### Dataset items:
====

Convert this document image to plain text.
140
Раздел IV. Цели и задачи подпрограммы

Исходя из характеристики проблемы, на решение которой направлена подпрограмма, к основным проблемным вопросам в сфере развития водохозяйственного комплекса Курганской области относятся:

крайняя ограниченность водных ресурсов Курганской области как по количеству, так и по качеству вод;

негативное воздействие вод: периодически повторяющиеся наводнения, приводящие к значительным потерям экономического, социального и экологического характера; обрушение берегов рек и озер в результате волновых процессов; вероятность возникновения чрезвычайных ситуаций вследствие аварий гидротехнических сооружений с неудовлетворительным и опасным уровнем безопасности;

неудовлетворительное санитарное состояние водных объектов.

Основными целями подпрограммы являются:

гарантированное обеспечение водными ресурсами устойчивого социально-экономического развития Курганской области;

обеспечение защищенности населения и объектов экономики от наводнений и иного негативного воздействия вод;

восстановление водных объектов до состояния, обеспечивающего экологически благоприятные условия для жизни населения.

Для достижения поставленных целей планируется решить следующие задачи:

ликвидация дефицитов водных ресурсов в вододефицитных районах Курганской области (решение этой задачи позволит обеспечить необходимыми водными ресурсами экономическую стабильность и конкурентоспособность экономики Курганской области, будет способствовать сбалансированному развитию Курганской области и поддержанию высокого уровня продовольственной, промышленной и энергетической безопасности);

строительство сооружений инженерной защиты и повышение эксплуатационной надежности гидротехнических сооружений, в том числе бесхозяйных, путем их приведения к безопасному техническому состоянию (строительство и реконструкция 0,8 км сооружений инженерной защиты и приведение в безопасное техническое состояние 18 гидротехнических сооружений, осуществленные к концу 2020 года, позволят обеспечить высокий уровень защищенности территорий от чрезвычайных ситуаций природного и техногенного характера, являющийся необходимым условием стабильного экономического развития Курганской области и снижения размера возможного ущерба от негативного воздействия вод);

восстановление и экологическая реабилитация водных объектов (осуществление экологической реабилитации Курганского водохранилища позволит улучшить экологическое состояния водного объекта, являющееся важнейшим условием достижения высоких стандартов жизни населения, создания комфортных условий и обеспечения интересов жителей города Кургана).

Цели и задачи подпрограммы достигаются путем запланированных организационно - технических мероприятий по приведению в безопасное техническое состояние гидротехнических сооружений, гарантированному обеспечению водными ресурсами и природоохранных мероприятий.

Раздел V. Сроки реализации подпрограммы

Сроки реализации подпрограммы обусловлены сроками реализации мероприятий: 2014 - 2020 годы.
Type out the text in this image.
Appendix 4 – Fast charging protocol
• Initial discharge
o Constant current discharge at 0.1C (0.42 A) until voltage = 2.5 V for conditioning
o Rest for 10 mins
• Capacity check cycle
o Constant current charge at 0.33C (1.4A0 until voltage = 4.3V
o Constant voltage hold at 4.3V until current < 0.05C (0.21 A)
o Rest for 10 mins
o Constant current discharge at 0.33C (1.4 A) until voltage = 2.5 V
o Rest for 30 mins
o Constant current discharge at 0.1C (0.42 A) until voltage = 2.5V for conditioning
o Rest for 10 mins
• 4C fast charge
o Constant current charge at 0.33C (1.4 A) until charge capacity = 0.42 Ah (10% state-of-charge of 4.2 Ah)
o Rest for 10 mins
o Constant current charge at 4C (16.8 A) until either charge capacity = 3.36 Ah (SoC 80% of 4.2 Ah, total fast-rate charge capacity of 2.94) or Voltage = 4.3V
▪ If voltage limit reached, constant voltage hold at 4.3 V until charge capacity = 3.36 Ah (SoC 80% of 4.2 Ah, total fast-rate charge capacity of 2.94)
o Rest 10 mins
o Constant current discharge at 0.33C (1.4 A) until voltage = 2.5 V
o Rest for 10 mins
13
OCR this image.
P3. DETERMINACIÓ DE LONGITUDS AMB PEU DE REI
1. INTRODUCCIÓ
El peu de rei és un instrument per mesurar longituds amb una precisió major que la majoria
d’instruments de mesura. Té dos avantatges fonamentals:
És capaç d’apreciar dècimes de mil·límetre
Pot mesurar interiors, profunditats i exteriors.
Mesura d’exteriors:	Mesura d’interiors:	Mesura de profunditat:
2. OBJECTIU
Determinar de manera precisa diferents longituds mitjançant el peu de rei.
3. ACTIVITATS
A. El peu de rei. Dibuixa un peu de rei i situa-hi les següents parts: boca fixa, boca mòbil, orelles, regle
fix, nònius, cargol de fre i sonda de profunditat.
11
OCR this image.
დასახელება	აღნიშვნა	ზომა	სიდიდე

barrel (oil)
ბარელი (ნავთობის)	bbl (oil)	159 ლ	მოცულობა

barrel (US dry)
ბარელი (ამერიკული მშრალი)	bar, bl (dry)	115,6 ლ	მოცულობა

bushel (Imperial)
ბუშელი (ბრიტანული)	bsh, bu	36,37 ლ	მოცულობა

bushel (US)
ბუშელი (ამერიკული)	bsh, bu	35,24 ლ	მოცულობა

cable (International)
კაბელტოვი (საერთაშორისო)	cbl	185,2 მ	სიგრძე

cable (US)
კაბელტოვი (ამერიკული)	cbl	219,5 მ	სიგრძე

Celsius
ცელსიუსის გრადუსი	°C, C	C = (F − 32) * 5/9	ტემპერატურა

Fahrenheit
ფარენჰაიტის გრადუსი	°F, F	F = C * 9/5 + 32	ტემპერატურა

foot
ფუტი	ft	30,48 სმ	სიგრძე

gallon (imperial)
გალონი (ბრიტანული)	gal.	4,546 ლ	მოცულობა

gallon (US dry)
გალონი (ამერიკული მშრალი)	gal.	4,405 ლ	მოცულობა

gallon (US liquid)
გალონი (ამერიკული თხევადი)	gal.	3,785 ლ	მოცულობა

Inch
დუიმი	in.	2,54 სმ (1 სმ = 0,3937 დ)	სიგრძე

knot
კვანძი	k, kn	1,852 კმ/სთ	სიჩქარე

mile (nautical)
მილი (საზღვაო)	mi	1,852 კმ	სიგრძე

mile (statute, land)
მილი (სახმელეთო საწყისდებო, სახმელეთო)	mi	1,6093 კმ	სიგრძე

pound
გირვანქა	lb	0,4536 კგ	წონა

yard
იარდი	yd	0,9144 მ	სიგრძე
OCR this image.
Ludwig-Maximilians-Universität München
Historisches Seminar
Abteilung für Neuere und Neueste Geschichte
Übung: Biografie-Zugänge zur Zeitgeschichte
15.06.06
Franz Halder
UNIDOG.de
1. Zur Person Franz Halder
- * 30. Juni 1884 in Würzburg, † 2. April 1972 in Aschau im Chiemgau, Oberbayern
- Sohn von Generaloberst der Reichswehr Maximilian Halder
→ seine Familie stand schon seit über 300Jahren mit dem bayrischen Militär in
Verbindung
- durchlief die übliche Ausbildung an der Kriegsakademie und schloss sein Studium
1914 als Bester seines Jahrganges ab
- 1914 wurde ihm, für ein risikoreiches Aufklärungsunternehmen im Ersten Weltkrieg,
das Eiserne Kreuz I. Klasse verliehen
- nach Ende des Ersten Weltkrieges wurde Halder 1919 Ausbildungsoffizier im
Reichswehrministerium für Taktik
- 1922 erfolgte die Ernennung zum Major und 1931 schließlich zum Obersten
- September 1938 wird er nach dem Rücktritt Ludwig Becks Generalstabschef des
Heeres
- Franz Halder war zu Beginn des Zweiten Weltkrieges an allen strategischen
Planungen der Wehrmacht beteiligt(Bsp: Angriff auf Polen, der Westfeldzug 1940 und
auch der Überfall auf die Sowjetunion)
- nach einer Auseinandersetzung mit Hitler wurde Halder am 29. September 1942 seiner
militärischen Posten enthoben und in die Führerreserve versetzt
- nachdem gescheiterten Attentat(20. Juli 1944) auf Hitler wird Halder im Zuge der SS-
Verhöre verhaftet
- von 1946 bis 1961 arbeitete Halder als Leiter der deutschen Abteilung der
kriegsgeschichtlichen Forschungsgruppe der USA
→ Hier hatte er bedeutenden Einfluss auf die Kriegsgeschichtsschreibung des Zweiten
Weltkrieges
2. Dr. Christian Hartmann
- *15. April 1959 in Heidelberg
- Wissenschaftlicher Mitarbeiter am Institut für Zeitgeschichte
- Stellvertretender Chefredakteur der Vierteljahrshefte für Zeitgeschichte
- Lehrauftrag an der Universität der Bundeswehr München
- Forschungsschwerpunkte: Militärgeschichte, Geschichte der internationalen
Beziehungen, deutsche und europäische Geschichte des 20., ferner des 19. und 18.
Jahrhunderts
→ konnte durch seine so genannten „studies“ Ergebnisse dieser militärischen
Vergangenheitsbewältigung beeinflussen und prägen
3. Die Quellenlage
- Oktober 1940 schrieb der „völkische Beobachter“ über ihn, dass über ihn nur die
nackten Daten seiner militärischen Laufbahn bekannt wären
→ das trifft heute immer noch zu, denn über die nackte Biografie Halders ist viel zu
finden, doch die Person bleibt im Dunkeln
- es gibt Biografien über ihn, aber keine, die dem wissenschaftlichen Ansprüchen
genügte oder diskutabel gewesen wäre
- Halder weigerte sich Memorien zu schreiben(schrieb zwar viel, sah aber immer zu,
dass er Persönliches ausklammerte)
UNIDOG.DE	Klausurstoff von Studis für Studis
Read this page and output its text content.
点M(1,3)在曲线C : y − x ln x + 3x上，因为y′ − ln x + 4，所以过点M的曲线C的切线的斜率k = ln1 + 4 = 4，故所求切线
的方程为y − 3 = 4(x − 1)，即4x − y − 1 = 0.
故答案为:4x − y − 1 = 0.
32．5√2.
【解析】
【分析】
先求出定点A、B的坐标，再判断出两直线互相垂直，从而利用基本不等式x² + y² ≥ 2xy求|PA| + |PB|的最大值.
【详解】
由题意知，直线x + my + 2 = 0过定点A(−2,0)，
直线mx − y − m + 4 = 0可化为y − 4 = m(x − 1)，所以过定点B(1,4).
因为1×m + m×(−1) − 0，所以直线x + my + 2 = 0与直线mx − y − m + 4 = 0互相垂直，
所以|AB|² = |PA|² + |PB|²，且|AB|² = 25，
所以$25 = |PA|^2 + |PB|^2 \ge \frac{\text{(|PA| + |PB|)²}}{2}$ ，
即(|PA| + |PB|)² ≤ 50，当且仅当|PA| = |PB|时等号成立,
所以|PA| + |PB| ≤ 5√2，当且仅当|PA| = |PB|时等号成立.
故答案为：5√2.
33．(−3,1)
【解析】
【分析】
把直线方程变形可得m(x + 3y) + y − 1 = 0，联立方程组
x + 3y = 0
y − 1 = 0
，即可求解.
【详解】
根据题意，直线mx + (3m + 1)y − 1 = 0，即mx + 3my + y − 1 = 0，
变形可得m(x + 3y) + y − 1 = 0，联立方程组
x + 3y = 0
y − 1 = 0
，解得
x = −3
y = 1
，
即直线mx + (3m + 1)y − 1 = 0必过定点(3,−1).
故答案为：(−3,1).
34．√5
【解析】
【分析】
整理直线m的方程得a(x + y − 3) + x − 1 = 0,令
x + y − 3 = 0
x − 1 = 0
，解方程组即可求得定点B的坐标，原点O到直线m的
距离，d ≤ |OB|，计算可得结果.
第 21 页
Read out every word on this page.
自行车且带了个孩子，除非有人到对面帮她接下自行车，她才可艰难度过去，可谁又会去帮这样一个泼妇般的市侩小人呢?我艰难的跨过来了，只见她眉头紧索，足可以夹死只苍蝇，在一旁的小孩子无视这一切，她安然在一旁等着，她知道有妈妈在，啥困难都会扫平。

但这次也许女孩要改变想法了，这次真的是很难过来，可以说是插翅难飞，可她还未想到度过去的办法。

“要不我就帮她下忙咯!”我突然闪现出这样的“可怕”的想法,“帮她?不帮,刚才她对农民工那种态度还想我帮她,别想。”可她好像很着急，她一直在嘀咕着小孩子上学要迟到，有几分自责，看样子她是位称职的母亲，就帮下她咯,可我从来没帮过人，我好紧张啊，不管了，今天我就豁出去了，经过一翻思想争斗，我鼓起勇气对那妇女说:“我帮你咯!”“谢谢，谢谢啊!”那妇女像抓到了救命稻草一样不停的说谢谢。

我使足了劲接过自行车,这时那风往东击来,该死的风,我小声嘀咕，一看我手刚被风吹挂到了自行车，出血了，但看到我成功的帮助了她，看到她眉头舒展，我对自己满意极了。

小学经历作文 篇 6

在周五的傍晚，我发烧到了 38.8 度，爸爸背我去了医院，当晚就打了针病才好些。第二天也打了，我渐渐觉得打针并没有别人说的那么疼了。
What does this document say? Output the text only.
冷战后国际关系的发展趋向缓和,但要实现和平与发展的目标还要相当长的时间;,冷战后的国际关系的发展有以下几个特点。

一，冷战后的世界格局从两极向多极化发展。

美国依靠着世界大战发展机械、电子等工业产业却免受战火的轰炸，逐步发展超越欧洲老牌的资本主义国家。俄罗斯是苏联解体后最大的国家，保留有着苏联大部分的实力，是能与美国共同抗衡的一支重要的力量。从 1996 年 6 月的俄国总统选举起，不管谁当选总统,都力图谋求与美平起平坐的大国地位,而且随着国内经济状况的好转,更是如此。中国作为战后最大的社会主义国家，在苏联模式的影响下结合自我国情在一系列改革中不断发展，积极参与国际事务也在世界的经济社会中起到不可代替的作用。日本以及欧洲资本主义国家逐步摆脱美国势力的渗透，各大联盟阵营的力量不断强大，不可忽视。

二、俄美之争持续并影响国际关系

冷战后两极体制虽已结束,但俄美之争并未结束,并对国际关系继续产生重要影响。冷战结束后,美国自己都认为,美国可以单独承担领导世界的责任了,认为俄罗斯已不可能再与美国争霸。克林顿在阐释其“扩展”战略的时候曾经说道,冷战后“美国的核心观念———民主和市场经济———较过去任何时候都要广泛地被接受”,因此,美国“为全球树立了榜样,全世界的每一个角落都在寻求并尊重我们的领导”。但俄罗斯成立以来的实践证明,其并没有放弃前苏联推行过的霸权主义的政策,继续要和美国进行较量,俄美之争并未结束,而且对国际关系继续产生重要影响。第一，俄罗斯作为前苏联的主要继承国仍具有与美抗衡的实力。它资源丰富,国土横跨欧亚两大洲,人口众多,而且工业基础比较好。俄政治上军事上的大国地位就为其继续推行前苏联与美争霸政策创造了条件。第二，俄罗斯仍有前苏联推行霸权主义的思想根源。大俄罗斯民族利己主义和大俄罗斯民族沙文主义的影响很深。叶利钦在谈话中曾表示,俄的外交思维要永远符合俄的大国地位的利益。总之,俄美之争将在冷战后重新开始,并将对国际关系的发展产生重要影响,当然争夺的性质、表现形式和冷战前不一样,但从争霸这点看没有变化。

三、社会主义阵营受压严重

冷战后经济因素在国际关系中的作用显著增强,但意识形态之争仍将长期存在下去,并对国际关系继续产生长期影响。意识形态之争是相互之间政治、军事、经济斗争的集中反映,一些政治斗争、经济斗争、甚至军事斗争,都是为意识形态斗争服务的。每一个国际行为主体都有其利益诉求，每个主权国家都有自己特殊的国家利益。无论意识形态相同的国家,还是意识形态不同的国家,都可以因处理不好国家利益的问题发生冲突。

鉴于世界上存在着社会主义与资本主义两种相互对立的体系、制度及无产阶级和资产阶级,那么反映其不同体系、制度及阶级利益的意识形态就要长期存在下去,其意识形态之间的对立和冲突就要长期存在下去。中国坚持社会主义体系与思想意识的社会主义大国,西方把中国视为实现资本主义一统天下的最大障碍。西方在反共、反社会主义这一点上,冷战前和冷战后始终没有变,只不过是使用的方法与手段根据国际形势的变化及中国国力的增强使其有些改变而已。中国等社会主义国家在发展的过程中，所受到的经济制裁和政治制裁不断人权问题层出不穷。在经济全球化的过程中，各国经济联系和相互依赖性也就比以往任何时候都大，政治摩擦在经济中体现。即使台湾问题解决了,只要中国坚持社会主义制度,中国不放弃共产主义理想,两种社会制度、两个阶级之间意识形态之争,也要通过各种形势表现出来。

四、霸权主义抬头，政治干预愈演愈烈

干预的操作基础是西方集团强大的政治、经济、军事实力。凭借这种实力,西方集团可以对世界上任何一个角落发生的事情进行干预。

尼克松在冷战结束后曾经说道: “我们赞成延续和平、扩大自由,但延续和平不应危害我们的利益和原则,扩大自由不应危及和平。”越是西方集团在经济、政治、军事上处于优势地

====

### THE TASK:
Find the lines holding "aber" and list every one.

### OUTPUT FOR THIS EXERCISE:
- es gibt Biografien über ihn, aber keine, die dem wissenschaftlichen Ansprüchen
- Halder weigerte sich Memorien zu schreiben(schrieb zwar viel, sah aber immer zu,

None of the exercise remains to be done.